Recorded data
----------------------------------------

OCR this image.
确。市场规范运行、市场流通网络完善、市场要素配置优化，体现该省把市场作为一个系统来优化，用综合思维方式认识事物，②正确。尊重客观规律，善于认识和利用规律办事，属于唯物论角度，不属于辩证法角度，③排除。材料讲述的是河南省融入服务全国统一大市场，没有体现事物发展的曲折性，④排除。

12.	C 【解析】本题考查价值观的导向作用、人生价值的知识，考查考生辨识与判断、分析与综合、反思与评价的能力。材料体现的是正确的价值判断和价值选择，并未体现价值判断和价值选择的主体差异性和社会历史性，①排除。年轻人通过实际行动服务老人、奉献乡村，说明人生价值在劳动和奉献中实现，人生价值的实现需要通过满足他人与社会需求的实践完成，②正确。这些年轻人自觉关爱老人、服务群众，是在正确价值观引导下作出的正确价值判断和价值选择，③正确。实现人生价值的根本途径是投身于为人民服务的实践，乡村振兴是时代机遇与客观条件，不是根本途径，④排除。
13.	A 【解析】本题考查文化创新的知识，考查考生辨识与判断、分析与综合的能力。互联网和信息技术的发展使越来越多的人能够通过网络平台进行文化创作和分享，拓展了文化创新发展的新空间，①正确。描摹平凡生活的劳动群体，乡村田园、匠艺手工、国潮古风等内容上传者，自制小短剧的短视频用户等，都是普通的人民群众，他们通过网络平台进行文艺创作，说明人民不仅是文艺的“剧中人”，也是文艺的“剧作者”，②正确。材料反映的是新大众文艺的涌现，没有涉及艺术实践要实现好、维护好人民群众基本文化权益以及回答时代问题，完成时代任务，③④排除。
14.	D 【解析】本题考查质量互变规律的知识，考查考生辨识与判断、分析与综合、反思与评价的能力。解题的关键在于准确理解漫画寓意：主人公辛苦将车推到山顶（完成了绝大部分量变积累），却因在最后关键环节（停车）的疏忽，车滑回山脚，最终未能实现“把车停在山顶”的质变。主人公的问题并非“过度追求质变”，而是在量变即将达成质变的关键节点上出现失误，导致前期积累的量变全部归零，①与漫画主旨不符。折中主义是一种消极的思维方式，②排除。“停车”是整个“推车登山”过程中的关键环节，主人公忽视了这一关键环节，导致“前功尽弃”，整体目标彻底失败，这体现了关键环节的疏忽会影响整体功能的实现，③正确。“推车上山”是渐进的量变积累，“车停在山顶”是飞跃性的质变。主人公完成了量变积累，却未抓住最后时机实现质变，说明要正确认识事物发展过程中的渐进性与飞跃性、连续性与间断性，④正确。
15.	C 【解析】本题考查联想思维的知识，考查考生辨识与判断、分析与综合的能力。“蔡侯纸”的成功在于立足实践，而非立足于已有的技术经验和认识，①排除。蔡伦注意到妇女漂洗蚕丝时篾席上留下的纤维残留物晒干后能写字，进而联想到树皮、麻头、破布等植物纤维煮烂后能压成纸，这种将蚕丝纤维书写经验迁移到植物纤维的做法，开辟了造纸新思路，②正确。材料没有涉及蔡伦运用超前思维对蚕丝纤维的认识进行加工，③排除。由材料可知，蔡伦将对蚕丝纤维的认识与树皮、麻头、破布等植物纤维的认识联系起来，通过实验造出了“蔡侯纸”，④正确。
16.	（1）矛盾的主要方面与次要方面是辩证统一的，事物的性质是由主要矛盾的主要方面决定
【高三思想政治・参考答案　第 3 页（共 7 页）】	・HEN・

----------------------------------------

• WORK REQUIRED:
Extract the data in full. Keep it word for word.

• FINISHED ANSWER:
OCR this image.
确。市场规范运行、市场流通网络完善、市场要素配置优化，体现该省把市场作为一个系统来优化，用综合思维方式认识事物，②正确。尊重客观规律，善于认识和利用规律办事，属于唯物论角度，不属于辩证法角度，③排除。材料讲述的是河南省融入服务全国统一大市场，没有体现事物发展的曲折性，④排除。

12.	C 【解析】本题考查价值观的导向作用、人生价值的知识，考查考生辨识与判断、分析与综合、反思与评价的能力。材料体现的是正确的价值判断和价值选择，并未体现价值判断和价值选择的主体差异性和社会历史性，①排除。年轻人通过实际行动服务老人、奉献乡村，说明人生价值在劳动和奉献中实现，人生价值的实现需要通过满足他人与社会需求的实践完成，②正确。这些年轻人自觉关爱老人、服务群众，是在正确价值观引导下作出的正确价值判断和价值选择，③正确。实现人生价值的根本途径是投身于为人民服务的实践，乡村振兴是时代机遇与客观条件，不是根本途径，④排除。
13.	A 【解析】本题考查文化创新的知识，考查考生辨识与判断、分析与综合的能力。互联网和信息技术的发展使越来越多的人能够通过网络平台进行文化创作和分享，拓展了文化创新发展的新空间，①正确。描摹平凡生活的劳动群体，乡村田园、匠艺手工、国潮古风等内容上传者，自制小短剧的短视频用户等，都是普通的人民群众，他们通过网络平台进行文艺创作，说明人民不仅是文艺的“剧中人”，也是文艺的“剧作者”，②正确。材料反映的是新大众文艺的涌现，没有涉及艺术实践要实现好、维护好人民群众基本文化权益以及回答时代问题，完成时代任务，③④排除。
14.	D 【解析】本题考查质量互变规律的知识，考查考生辨识与判断、分析与综合、反思与评价的能力。解题的关键在于准确理解漫画寓意：主人公辛苦将车推到山顶（完成了绝大部分量变积累），却因在最后关键环节（停车）的疏忽，车滑回山脚，最终未能实现“把车停在山顶”的质变。主人公的问题并非“过度追求质变”，而是在量变即将达成质变的关键节点上出现失误，导致前期积累的量变全部归零，①与漫画主旨不符。折中主义是一种消极的思维方式，②排除。“停车”是整个“推车登山”过程中的关键环节，主人公忽视了这一关键环节，导致“前功尽弃”，整体目标彻底失败，这体现了关键环节的疏忽会影响整体功能的实现，③正确。“推车上山”是渐进的量变积累，“车停在山顶”是飞跃性的质变。主人公完成了量变积累，却未抓住最后时机实现质变，说明要正确认识事物发展过程中的渐进性与飞跃性、连续性与间断性，④正确。
15.	C 【解析】本题考查联想思维的知识，考查考生辨识与判断、分析与综合的能力。“蔡侯纸”的成功在于立足实践，而非立足于已有的技术经验和认识，①排除。蔡伦注意到妇女漂洗蚕丝时篾席上留下的纤维残留物晒干后能写字，进而联想到树皮、麻头、破布等植物纤维煮烂后能压成纸，这种将蚕丝纤维书写经验迁移到植物纤维的做法，开辟了造纸新思路，②正确。材料没有涉及蔡伦运用超前思维对蚕丝纤维的认识进行加工，③排除。由材料可知，蔡伦将对蚕丝纤维的认识与树皮、麻头、破布等植物纤维的认识联系起来，通过实验造出了“蔡侯纸”，④正确。
16.	（1）矛盾的主要方面与次要方面是辩证统一的，事物的性质是由主要矛盾的主要方面决定
【高三思想政治・参考答案　第 3 页（共 7 页）】	・HEN・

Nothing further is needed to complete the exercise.